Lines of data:
········

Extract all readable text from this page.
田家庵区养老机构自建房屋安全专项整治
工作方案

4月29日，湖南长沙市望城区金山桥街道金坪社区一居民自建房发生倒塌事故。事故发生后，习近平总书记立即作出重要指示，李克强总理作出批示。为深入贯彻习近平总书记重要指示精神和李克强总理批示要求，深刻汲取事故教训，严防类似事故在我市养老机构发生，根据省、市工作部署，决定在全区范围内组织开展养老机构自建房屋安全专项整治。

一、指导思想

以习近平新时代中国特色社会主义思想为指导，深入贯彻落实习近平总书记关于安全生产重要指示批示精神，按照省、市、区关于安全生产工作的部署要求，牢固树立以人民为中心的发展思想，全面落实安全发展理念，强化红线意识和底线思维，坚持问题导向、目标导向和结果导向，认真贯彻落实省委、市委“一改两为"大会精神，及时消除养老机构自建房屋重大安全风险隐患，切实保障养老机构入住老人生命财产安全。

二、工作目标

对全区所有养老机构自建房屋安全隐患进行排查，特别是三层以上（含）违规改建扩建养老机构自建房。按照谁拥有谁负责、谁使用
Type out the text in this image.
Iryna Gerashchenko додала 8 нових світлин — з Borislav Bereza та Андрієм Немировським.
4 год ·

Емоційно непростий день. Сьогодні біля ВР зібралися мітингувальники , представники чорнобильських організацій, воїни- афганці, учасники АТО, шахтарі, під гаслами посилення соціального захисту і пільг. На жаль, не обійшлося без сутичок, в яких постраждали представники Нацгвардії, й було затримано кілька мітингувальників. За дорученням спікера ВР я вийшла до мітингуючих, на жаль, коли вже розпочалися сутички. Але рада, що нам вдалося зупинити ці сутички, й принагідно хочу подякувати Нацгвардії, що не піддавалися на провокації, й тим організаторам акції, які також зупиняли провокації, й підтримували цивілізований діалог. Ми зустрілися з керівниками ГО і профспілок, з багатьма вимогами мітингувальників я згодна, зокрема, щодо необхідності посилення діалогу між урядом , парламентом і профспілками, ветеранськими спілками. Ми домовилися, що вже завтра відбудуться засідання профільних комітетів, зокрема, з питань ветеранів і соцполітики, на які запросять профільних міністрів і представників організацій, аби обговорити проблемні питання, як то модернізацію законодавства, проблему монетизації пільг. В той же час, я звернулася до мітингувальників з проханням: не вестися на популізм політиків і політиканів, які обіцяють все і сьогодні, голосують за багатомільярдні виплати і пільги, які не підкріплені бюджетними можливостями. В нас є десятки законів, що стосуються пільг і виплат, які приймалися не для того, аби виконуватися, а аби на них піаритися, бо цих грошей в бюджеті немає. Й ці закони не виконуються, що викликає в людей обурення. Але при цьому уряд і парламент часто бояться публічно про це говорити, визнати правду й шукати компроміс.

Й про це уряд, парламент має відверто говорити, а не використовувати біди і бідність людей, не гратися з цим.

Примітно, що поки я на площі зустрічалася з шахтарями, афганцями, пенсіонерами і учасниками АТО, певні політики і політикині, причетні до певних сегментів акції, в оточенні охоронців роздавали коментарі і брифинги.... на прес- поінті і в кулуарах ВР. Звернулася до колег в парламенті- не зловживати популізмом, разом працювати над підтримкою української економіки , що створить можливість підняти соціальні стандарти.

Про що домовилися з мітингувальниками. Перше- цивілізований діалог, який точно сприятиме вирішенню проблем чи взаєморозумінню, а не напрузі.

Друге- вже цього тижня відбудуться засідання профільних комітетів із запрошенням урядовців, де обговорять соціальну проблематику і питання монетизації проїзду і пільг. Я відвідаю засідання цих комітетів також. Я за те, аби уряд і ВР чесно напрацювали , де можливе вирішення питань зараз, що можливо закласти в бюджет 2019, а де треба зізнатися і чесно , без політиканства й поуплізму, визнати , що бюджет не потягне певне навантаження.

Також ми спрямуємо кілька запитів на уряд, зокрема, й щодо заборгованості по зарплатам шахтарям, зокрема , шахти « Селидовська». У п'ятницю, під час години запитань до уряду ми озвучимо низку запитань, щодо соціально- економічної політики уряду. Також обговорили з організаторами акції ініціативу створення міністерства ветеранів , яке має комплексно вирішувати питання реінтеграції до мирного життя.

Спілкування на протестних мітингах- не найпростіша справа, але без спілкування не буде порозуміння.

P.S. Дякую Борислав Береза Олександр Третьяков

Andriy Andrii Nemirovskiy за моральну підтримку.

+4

········

### EXERCISE BRIEF
Work out how many lines of the data above contain the string "this" and give the number alone.

### THE ANSWER
2